▶ Written instruction: From the listing below, count the lines where the string "text" occurs. Give the number, with no other words.

▶ Saved entries:
◇ ◇ ◇ ◇ ◇
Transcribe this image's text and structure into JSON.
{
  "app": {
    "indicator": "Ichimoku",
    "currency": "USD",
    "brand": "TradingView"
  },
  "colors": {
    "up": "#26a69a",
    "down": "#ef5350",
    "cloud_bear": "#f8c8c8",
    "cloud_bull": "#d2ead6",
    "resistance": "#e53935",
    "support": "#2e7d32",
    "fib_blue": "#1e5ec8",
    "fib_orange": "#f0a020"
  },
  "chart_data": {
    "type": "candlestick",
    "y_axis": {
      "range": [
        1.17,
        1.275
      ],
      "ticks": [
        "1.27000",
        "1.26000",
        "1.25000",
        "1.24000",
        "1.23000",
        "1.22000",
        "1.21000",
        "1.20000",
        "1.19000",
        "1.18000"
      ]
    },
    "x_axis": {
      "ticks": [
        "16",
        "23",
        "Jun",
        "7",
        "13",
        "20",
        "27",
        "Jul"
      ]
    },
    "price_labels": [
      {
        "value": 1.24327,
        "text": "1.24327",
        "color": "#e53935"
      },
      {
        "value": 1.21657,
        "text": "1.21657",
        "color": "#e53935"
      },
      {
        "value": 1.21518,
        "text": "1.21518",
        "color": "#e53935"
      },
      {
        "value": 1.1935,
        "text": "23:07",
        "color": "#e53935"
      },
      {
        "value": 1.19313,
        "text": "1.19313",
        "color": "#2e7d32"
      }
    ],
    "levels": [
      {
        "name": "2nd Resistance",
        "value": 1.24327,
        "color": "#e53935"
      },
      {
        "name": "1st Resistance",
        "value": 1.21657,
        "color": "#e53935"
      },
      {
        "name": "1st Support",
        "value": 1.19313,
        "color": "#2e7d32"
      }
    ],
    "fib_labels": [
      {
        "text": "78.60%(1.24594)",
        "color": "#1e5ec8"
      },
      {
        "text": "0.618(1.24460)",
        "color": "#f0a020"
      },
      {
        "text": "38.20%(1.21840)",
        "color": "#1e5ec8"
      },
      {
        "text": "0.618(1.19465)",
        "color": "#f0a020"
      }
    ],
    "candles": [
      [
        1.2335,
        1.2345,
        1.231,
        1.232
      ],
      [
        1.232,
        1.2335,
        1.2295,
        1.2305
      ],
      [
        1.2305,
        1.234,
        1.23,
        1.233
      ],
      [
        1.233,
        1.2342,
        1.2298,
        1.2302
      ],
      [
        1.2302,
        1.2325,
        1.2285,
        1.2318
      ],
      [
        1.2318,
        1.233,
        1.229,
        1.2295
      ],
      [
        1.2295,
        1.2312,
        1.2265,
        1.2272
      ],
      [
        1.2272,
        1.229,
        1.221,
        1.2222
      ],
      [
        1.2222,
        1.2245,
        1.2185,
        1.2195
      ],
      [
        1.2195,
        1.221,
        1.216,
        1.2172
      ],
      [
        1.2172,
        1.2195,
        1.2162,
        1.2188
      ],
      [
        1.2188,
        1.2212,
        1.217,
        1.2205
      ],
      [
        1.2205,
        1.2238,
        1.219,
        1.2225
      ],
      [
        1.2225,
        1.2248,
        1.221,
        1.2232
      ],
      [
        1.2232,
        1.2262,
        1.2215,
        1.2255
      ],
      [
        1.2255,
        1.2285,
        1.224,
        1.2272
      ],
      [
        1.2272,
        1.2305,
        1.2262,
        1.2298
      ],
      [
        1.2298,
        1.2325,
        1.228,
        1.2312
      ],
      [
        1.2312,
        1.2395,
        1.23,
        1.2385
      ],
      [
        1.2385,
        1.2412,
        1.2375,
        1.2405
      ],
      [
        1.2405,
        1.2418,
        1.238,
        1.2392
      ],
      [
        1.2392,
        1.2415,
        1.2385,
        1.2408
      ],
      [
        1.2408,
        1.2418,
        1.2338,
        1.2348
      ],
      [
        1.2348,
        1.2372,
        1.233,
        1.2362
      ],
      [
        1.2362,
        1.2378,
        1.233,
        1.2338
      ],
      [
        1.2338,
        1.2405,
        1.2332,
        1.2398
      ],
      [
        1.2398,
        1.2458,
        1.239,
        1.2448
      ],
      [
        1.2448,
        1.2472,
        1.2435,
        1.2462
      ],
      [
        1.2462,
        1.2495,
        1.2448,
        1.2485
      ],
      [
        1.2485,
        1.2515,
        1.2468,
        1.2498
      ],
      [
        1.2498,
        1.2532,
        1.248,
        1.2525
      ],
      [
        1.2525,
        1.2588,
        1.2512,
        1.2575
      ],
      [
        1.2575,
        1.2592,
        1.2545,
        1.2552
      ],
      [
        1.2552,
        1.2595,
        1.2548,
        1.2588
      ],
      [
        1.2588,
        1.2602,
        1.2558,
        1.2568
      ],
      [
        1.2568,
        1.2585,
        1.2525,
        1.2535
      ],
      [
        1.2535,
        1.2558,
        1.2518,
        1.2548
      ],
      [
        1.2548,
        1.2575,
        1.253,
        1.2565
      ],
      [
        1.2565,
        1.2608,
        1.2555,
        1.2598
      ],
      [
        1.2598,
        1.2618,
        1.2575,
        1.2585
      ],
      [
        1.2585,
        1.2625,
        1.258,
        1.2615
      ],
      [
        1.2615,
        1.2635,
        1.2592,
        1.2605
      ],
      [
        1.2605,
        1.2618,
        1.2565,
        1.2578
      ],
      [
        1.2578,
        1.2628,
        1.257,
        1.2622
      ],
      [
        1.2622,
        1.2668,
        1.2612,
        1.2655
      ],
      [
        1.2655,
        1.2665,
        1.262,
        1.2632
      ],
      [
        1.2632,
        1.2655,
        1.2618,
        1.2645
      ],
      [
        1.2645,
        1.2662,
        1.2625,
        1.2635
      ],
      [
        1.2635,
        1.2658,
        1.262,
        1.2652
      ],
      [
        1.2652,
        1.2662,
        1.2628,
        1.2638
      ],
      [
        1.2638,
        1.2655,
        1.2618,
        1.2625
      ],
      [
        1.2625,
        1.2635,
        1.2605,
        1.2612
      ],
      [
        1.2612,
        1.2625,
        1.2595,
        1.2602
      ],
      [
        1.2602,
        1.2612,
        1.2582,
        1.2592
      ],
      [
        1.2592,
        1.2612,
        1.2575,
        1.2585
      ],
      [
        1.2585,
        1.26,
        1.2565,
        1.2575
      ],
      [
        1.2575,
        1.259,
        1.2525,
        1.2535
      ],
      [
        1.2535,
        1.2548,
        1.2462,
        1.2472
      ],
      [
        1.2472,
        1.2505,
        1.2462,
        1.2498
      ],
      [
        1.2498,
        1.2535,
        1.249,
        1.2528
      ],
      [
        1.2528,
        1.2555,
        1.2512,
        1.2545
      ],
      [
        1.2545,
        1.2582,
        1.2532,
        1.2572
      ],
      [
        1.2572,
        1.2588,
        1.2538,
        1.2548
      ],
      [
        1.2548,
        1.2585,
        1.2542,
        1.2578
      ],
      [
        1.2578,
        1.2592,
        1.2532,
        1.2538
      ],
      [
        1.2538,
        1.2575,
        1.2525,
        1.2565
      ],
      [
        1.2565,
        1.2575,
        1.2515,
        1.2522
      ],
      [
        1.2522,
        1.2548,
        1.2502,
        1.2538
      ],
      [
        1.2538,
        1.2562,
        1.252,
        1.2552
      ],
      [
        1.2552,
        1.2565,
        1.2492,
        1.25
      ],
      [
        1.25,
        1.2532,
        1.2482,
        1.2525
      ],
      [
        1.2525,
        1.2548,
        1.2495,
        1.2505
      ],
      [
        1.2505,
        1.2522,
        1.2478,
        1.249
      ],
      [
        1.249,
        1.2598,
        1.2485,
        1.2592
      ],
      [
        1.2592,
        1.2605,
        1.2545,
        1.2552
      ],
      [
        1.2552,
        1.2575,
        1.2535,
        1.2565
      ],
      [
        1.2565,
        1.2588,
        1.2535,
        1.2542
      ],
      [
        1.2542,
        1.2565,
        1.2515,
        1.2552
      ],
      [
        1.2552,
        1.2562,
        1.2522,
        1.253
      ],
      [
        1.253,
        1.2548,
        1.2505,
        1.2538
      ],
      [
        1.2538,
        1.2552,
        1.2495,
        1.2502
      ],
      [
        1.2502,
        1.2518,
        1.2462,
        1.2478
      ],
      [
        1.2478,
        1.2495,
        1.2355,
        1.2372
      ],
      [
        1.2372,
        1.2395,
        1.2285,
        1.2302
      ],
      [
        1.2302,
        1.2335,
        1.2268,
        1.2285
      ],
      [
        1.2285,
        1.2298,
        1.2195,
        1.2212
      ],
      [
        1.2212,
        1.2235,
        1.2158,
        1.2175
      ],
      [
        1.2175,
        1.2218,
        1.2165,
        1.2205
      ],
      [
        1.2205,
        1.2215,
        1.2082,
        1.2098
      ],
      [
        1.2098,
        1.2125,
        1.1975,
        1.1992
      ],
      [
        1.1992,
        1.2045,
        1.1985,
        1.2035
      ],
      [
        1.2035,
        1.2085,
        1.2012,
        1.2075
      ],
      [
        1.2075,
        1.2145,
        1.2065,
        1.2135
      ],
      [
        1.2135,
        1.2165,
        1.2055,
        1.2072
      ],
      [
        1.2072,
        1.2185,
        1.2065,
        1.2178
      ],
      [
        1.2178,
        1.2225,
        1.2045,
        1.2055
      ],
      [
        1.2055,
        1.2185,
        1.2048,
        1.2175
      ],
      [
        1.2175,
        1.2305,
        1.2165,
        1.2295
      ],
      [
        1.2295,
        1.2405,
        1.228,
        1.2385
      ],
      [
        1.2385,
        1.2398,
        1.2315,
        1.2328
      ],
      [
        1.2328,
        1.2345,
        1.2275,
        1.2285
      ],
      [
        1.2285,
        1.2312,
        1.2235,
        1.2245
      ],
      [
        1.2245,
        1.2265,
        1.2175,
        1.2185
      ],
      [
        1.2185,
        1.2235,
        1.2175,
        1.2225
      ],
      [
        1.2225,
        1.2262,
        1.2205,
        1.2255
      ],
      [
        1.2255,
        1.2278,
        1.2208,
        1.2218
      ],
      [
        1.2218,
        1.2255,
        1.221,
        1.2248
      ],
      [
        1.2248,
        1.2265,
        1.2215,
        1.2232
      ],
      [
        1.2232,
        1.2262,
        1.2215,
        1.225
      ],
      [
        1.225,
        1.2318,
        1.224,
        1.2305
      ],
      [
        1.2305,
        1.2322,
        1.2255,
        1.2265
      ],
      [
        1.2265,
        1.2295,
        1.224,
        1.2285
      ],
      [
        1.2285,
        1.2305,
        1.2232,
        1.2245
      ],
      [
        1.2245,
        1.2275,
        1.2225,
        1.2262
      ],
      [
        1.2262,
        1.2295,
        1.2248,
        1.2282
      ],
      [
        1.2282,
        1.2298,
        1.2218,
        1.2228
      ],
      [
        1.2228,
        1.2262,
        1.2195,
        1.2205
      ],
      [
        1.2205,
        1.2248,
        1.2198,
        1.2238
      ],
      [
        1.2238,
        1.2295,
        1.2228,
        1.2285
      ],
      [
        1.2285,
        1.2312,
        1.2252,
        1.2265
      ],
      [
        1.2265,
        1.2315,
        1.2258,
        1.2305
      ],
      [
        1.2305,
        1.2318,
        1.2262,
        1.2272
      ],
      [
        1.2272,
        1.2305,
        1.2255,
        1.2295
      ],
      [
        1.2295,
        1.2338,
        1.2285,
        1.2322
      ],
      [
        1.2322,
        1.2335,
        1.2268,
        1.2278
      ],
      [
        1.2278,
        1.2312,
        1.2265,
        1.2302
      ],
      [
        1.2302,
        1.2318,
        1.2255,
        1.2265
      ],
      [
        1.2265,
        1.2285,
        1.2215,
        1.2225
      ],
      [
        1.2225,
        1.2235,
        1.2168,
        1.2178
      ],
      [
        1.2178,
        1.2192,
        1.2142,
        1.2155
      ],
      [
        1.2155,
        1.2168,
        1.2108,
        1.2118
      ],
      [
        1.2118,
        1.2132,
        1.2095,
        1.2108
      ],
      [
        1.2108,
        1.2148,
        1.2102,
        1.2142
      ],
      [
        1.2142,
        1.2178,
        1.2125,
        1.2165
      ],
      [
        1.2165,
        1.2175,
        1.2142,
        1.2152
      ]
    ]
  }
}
◇ ◇ ◇ ◇ ◇
▶ Full response: 10